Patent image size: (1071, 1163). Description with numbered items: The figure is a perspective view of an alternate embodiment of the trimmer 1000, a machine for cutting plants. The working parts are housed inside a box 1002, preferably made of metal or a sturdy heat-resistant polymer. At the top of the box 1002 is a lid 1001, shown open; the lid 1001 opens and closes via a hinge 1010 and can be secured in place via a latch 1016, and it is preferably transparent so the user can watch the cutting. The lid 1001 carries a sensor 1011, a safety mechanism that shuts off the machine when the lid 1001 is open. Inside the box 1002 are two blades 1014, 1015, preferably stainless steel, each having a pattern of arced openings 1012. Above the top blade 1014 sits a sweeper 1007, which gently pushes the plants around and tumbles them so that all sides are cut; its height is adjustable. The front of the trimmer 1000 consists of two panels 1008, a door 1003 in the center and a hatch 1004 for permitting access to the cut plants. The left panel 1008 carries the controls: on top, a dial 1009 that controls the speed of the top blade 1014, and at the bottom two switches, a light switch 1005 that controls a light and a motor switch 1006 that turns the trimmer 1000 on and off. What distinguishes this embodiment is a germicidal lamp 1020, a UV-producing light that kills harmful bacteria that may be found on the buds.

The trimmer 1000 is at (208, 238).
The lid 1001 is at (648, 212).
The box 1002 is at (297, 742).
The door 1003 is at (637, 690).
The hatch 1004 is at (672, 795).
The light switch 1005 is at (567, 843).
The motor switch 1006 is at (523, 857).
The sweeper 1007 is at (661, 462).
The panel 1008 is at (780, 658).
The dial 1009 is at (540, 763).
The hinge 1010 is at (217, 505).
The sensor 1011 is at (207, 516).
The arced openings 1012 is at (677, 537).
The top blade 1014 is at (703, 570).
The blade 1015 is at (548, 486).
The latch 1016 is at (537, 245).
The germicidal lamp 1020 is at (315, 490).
==============================
What you are asked to do: Repeat every record exactly as written, please.

Answer below:
Patent image size: (1071, 1163). Description with numbered items: The figure is a perspective view of an alternate embodiment of the trimmer 1000, a machine for cutting plants. The working parts are housed inside a box 1002, preferably made of metal or a sturdy heat-resistant polymer. At the top of the box 1002 is a lid 1001, shown open; the lid 1001 opens and closes via a hinge 1010 and can be secured in place via a latch 1016, and it is preferably transparent so the user can watch the cutting. The lid 1001 carries a sensor 1011, a safety mechanism that shuts off the machine when the lid 1001 is open. Inside the box 1002 are two blades 1014, 1015, preferably stainless steel, each having a pattern of arced openings 1012. Above the top blade 1014 sits a sweeper 1007, which gently pushes the plants around and tumbles them so that all sides are cut; its height is adjustable. The front of the trimmer 1000 consists of two panels 1008, a door 1003 in the center and a hatch 1004 for permitting access to the cut plants. The left panel 1008 carries the controls: on top, a dial 1009 that controls the speed of the top blade 1014, and at the bottom two switches, a light switch 1005 that controls a light and a motor switch 1006 that turns the trimmer 1000 on and off. What distinguishes this embodiment is a germicidal lamp 1020, a UV-producing light that kills harmful bacteria that may be found on the buds.

The trimmer 1000 is at (208, 238).
The lid 1001 is at (648, 212).
The box 1002 is at (297, 742).
The door 1003 is at (637, 690).
The hatch 1004 is at (672, 795).
The light switch 1005 is at (567, 843).
The motor switch 1006 is at (523, 857).
The sweeper 1007 is at (661, 462).
The panel 1008 is at (780, 658).
The dial 1009 is at (540, 763).
The hinge 1010 is at (217, 505).
The sensor 1011 is at (207, 516).
The arced openings 1012 is at (677, 537).
The top blade 1014 is at (703, 570).
The blade 1015 is at (548, 486).
The latch 1016 is at (537, 245).
The germicidal lamp 1020 is at (315, 490).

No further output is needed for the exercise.